Data items
---

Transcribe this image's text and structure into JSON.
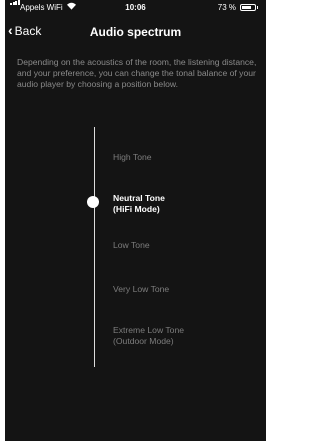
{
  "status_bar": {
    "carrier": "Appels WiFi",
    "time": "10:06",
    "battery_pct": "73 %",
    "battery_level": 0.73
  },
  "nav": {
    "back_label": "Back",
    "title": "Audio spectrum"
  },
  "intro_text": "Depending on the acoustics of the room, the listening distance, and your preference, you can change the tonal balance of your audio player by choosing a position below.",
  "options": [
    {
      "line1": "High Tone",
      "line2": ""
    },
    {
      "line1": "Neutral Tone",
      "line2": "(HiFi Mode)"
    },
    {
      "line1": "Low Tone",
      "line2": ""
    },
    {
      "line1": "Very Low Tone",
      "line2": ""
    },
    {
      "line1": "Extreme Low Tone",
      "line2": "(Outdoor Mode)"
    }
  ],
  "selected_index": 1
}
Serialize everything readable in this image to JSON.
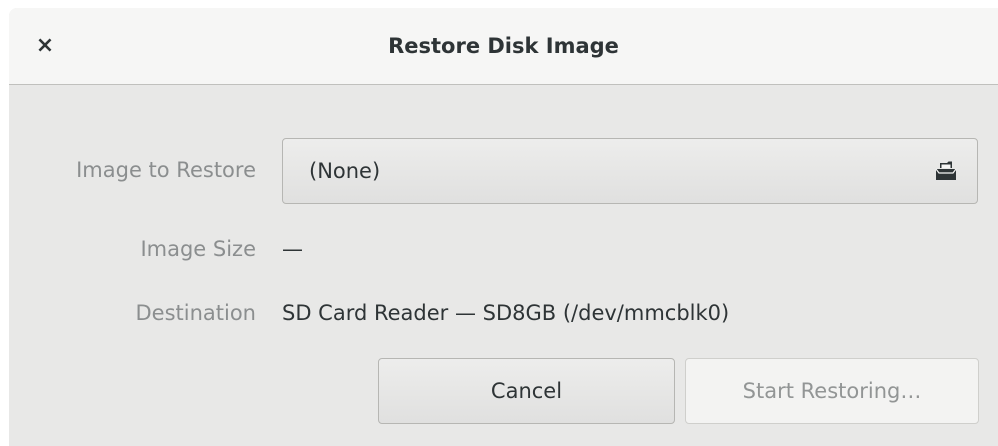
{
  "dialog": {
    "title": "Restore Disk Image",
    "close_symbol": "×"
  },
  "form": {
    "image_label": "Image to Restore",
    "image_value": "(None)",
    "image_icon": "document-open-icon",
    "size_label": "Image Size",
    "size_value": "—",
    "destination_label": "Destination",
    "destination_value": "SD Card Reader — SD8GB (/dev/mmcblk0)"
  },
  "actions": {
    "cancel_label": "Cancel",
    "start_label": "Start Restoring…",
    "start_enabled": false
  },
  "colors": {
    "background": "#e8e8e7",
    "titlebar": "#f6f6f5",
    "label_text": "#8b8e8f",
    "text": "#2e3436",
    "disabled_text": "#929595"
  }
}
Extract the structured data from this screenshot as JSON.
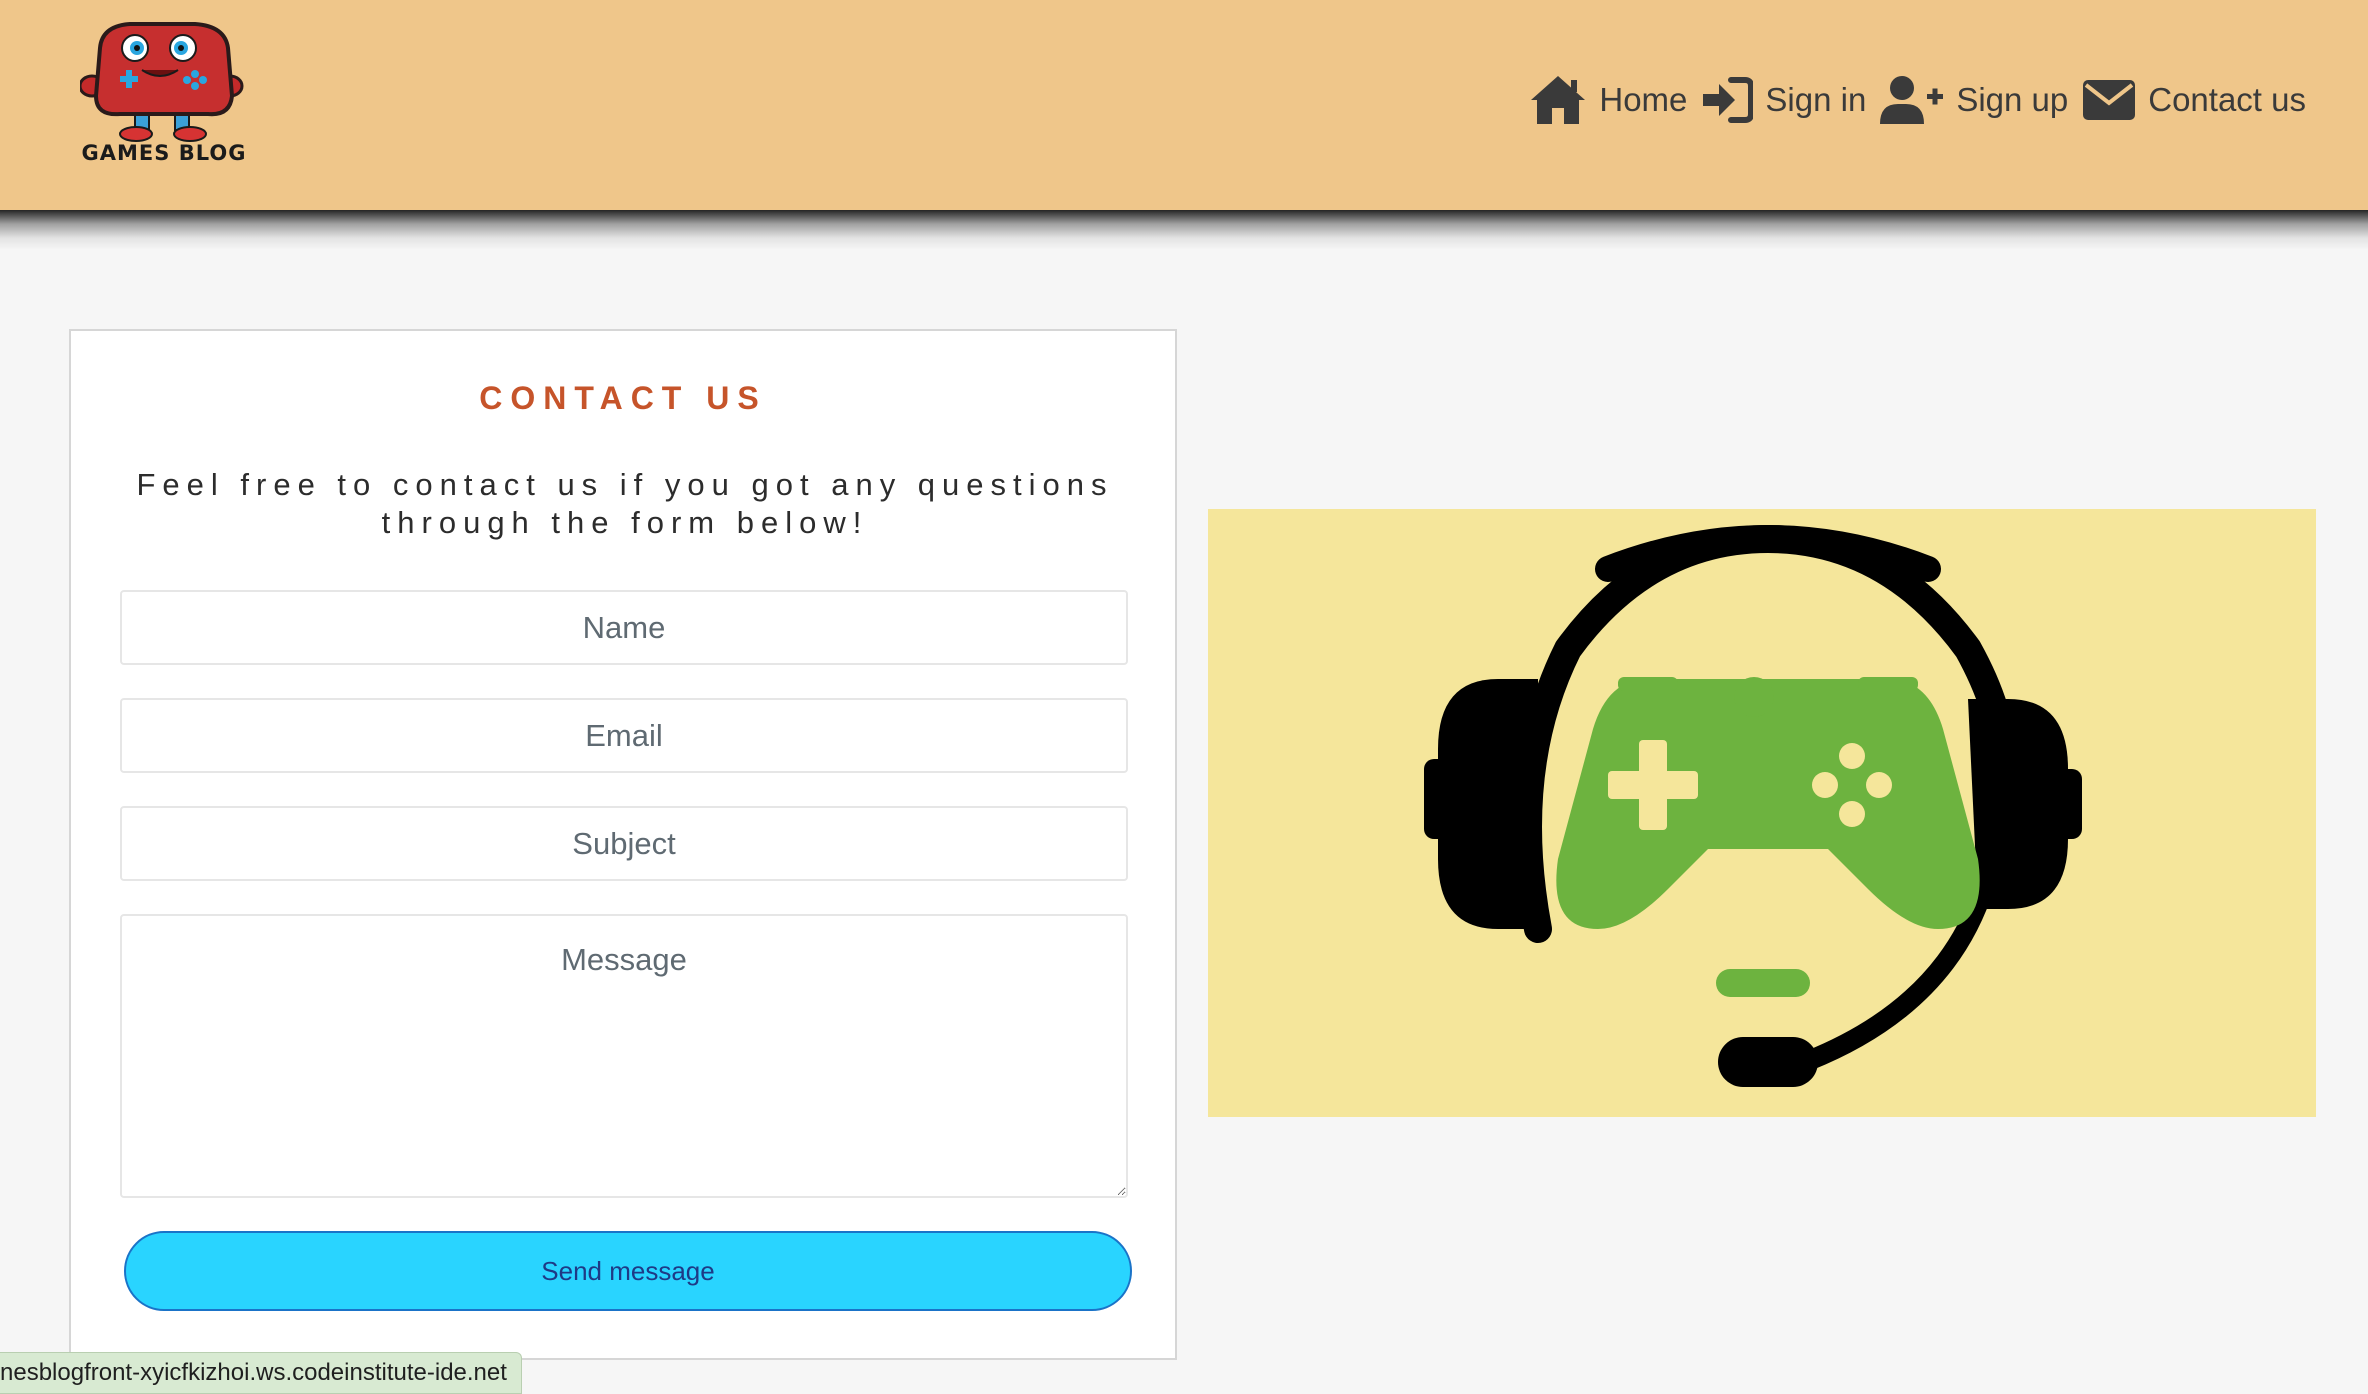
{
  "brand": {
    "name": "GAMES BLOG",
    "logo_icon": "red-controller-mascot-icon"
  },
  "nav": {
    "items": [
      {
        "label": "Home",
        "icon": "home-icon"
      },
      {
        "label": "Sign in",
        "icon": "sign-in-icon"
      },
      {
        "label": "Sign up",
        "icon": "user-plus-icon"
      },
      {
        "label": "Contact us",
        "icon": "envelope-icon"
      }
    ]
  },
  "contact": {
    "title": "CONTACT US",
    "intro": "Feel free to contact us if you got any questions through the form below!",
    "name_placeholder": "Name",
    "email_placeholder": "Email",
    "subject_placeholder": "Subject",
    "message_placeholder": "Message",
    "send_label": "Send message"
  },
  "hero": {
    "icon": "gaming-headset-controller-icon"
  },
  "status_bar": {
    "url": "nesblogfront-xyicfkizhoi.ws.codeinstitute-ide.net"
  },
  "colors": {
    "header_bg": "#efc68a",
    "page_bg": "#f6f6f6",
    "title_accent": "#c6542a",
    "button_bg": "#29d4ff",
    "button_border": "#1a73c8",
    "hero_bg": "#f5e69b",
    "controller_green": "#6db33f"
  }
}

---

> [Your goal] Every entry above needs to be retyped exactly; drop the pictures.

> [Exercise solution]
Transcribe this image's text and structure into JSON.
{
  "status_bar": {
    "carrier": "Appels WiFi",
    "time": "10:06",
    "battery_pct": "73 %",
    "battery_level": 0.73
  },
  "nav": {
    "back_label": "Back",
    "title": "Audio spectrum"
  },
  "intro_text": "Depending on the acoustics of the room, the listening distance, and your preference, you can change the tonal balance of your audio player by choosing a position below.",
  "options": [
    {
      "line1": "High Tone",
      "line2": ""
    },
    {
      "line1": "Neutral Tone",
      "line2": "(HiFi Mode)"
    },
    {
      "line1": "Low Tone",
      "line2": ""
    },
    {
      "line1": "Very Low Tone",
      "line2": ""
    },
    {
      "line1": "Extreme Low Tone",
      "line2": "(Outdoor Mode)"
    }
  ],
  "selected_index": 1
}
Serialize everything readable in this image to JSON.
{
  "dialog": {
    "title": "Restore Disk Image",
    "close_symbol": "×"
  },
  "form": {
    "image_label": "Image to Restore",
    "image_value": "(None)",
    "image_icon": "document-open-icon",
    "size_label": "Image Size",
    "size_value": "—",
    "destination_label": "Destination",
    "destination_value": "SD Card Reader — SD8GB (/dev/mmcblk0)"
  },
  "actions": {
    "cancel_label": "Cancel",
    "start_label": "Start Restoring…",
    "start_enabled": false
  },
  "colors": {
    "background": "#e8e8e7",
    "titlebar": "#f6f6f5",
    "label_text": "#8b8e8f",
    "text": "#2e3436",
    "disabled_text": "#929595"
  }
}
Extract the structured data from this screenshot as JSON.
{
  "brand": {
    "name": "GAMES BLOG",
    "logo_icon": "red-controller-mascot-icon"
  },
  "nav": {
    "items": [
      {
        "label": "Home",
        "icon": "home-icon"
      },
      {
        "label": "Sign in",
        "icon": "sign-in-icon"
      },
      {
        "label": "Sign up",
        "icon": "user-plus-icon"
      },
      {
        "label": "Contact us",
        "icon": "envelope-icon"
      }
    ]
  },
  "contact": {
    "title": "CONTACT US",
    "intro": "Feel free to contact us if you got any questions through the form below!",
    "name_placeholder": "Name",
    "email_placeholder": "Email",
    "subject_placeholder": "Subject",
    "message_placeholder": "Message",
    "send_label": "Send message"
  },
  "hero": {
    "icon": "gaming-headset-controller-icon"
  },
  "status_bar": {
    "url": "nesblogfront-xyicfkizhoi.ws.codeinstitute-ide.net"
  },
  "colors": {
    "header_bg": "#efc68a",
    "page_bg": "#f6f6f6",
    "title_accent": "#c6542a",
    "button_bg": "#29d4ff",
    "button_border": "#1a73c8",
    "hero_bg": "#f5e69b",
    "controller_green": "#6db33f"
  }
}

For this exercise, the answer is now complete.